§ WHAT TO WORK ON
Look through the data for the string "цены". Copy every line where it is found.

┄┄┄┄┄┄

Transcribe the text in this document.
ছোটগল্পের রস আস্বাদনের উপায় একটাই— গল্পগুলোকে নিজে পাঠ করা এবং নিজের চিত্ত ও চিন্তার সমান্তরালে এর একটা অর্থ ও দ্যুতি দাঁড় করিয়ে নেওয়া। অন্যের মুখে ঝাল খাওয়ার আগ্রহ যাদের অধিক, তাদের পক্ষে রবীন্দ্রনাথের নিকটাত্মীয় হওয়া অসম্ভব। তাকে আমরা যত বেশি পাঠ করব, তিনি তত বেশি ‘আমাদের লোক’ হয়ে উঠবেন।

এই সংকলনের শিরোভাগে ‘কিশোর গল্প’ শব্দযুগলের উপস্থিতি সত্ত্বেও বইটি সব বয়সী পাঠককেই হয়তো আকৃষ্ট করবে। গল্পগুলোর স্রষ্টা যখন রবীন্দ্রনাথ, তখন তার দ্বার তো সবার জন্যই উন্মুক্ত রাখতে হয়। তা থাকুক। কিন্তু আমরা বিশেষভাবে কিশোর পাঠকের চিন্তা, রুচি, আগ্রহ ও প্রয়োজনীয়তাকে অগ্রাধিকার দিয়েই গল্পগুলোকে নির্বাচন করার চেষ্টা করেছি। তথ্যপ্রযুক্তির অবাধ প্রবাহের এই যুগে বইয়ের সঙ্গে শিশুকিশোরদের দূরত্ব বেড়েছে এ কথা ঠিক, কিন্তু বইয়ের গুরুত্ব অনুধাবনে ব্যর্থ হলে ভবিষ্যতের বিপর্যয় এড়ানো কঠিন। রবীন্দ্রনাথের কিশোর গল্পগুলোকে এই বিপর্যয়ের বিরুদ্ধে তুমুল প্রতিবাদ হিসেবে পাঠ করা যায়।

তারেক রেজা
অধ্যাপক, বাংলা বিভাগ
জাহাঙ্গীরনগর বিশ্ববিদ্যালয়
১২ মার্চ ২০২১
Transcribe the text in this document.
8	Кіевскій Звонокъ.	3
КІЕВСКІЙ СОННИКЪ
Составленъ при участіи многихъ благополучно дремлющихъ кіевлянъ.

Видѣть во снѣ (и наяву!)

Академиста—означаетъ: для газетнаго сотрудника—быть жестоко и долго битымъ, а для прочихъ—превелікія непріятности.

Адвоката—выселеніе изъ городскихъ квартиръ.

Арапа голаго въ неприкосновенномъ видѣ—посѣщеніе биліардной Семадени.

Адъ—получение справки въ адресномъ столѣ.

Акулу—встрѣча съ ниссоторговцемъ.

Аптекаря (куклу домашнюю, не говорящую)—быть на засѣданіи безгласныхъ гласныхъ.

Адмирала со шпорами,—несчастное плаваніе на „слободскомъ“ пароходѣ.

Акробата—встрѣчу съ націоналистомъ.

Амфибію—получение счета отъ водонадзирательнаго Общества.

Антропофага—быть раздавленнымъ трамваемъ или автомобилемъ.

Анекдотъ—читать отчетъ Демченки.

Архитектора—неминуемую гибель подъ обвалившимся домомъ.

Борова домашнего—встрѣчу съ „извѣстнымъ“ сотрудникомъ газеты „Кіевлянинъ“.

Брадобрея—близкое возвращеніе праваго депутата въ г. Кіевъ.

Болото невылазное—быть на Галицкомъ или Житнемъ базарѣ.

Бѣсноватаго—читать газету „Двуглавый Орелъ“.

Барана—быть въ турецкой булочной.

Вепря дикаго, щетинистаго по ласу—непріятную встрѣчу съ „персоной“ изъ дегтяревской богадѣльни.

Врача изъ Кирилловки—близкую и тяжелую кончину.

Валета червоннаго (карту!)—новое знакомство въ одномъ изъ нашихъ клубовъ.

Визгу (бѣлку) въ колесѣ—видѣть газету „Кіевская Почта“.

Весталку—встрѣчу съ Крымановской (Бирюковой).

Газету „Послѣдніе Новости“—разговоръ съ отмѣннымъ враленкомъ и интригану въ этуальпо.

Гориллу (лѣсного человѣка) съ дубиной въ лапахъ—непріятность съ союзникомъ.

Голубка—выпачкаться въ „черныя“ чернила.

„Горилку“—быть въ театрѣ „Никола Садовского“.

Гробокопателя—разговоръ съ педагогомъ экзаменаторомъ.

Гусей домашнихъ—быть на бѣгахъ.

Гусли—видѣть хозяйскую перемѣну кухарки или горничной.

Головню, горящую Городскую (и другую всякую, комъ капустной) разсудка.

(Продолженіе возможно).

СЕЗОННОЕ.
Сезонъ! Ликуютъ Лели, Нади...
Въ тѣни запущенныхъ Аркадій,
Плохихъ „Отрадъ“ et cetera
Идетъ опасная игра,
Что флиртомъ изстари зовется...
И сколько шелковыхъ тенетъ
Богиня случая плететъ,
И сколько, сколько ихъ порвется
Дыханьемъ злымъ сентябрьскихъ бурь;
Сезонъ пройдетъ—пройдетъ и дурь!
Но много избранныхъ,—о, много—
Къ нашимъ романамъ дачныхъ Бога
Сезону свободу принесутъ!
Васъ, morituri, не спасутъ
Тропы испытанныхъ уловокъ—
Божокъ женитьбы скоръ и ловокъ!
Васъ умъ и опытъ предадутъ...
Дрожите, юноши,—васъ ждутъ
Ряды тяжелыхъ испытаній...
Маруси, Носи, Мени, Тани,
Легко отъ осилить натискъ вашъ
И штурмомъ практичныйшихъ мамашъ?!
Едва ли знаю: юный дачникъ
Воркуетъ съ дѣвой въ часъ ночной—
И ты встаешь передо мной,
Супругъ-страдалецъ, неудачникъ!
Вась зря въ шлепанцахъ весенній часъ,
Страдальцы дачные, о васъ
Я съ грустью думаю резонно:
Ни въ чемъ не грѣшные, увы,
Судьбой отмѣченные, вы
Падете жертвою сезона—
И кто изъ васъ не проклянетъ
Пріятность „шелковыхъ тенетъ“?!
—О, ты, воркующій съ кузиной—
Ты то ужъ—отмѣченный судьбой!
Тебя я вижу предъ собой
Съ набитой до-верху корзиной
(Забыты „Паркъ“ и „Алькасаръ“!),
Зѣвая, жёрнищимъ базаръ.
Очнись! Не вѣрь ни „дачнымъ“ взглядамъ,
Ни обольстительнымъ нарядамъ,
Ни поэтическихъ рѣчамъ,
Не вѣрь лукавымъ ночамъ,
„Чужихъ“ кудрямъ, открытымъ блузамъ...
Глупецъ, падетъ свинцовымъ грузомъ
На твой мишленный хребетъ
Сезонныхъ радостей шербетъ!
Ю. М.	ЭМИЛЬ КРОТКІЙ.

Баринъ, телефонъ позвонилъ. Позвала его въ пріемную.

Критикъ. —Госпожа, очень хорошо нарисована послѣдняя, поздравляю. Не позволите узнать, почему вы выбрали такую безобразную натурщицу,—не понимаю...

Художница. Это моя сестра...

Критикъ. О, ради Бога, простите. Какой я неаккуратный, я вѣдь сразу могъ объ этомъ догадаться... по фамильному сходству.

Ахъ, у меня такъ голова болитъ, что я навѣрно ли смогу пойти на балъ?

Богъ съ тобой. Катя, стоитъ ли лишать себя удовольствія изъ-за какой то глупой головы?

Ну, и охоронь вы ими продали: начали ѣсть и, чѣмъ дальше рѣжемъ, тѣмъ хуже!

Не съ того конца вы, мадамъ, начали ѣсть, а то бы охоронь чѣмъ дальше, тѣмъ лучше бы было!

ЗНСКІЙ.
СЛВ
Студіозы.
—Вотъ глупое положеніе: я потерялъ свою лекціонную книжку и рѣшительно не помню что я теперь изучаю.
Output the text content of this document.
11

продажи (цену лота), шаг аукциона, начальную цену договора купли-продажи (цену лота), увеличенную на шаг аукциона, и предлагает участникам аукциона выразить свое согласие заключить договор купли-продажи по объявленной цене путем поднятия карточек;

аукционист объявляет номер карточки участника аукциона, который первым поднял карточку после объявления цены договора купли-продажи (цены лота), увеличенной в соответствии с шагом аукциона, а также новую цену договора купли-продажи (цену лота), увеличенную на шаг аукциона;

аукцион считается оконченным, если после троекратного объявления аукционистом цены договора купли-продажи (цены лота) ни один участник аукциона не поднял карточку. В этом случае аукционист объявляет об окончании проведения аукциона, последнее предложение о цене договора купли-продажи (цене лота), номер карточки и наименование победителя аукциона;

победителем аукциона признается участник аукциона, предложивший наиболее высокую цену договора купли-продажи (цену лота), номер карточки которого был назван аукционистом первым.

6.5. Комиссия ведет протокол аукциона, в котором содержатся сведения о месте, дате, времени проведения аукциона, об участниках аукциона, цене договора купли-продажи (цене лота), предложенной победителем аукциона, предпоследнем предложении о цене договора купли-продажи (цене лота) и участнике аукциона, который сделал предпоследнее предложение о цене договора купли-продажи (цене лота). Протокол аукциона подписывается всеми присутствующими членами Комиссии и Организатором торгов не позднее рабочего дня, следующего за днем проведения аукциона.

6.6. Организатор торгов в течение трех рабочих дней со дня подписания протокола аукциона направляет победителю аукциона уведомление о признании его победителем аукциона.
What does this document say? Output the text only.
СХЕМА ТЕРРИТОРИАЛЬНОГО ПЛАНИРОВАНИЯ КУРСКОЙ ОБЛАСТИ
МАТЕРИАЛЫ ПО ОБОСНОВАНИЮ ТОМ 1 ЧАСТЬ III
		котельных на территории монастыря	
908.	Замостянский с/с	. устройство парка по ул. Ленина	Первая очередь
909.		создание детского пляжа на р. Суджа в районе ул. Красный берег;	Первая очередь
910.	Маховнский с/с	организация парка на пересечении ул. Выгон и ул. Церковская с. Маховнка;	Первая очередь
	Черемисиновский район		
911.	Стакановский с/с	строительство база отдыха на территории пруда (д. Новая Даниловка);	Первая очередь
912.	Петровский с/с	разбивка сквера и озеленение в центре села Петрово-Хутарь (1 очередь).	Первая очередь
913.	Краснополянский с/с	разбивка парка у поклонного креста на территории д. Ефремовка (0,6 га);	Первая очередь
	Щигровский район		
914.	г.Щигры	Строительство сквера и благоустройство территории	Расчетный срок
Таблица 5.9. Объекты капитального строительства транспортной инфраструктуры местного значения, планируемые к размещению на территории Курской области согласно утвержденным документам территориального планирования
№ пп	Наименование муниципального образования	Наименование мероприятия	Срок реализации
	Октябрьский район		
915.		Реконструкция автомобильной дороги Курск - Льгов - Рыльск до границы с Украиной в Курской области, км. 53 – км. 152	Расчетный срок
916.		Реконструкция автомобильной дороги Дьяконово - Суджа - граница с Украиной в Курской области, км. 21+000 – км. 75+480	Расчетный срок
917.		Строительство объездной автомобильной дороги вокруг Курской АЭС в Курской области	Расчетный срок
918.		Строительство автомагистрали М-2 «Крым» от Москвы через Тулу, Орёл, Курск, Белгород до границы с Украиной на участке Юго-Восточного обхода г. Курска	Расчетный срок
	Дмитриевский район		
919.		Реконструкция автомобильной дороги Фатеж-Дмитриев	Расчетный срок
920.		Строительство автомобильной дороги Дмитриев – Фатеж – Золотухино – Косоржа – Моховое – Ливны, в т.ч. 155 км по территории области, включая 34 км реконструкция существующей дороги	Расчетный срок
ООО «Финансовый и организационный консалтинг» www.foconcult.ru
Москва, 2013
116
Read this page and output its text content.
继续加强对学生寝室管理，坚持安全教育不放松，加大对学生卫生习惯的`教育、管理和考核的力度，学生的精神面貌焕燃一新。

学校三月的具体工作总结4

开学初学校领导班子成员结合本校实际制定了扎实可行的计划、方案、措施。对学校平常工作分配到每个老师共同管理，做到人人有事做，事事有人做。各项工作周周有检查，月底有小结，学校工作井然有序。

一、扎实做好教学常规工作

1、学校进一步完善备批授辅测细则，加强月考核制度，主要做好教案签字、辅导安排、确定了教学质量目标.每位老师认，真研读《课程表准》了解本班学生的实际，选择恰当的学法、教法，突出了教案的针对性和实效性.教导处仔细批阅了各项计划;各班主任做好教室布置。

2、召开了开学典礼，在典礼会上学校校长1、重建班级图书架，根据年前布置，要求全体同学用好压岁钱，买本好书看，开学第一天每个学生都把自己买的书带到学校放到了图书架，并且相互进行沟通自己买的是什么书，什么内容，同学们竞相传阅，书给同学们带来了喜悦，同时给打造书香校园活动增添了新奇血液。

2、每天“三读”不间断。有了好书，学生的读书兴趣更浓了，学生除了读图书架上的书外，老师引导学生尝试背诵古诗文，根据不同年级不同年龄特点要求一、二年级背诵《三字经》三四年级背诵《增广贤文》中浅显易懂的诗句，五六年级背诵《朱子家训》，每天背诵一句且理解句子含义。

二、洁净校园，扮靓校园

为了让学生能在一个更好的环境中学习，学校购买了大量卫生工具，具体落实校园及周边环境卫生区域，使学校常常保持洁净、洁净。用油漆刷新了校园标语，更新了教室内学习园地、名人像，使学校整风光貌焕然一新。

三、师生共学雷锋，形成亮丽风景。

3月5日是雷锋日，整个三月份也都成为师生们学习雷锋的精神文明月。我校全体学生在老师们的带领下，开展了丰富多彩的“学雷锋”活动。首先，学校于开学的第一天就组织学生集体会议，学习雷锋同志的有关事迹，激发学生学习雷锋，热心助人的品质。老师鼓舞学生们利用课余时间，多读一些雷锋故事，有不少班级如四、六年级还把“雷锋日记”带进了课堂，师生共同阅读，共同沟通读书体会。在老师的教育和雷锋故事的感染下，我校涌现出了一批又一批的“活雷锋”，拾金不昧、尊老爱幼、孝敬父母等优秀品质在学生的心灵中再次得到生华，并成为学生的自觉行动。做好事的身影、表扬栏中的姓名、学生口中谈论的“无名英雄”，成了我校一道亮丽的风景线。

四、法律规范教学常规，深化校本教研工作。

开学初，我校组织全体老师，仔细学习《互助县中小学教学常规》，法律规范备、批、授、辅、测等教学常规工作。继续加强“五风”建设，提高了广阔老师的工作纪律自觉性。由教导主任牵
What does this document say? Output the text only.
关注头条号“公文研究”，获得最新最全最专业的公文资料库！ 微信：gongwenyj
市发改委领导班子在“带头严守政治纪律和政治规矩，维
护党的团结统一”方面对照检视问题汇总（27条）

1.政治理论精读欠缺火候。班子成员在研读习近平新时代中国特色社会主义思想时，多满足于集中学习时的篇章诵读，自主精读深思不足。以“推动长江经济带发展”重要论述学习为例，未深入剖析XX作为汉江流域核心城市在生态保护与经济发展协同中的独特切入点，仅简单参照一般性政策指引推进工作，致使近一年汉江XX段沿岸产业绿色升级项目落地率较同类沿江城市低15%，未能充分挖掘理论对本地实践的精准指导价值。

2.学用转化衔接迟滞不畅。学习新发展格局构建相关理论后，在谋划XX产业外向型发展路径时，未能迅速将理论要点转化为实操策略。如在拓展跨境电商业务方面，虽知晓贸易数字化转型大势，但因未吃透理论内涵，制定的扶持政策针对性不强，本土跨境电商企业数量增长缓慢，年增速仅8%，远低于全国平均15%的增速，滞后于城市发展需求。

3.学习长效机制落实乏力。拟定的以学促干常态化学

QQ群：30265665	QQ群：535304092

┄┄┄┄┄┄

§ THE ANSWER
аукционист объявляет номер карточки участника аукциона, который первым поднял карточку после объявления цены договора купли-продажи (цены лота), увеличенной в соответствии с шагом аукциона, а также новую цену договора купли-продажи (цену лота), увеличенную на шаг аукциона;
аукцион считается оконченным, если после троекратного объявления аукционистом цены договора купли-продажи (цены лота) ни один участник аукциона не поднял карточку. В этом случае аукционист объявляет об окончании проведения аукциона, последнее предложение о цене договора купли-продажи (цене лота), номер карточки и наименование победителя аукциона;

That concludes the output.